WHAT IS ASKED: Lines containing the string "Green" are to be collected in full.

RECORDED DATA:
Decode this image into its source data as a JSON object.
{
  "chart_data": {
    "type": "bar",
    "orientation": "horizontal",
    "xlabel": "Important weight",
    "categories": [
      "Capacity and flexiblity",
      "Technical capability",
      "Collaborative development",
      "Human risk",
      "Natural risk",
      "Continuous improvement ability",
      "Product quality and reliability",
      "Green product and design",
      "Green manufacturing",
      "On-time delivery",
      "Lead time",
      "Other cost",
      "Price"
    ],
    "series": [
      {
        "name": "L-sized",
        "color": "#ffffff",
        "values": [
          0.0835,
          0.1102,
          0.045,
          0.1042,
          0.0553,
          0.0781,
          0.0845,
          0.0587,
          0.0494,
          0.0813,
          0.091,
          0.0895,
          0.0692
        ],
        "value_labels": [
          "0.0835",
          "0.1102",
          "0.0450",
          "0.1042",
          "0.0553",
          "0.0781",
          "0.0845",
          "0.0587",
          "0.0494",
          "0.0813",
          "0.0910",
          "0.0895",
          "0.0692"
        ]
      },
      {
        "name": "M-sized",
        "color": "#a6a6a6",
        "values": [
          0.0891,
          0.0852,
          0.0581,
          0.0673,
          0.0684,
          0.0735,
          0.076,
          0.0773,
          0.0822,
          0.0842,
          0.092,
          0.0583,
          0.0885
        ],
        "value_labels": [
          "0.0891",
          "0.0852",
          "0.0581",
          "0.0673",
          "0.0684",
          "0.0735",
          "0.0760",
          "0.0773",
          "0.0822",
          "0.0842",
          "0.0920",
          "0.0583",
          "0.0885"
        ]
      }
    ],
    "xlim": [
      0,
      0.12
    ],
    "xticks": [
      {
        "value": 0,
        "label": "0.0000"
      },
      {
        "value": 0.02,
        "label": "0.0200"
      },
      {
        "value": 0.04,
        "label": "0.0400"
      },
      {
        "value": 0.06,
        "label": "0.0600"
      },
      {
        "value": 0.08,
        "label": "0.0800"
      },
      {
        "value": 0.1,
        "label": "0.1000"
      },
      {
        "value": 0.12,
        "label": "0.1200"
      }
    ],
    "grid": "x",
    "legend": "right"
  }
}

TASK SOLUTION:
      "Green product and design",
      "Green manufacturing",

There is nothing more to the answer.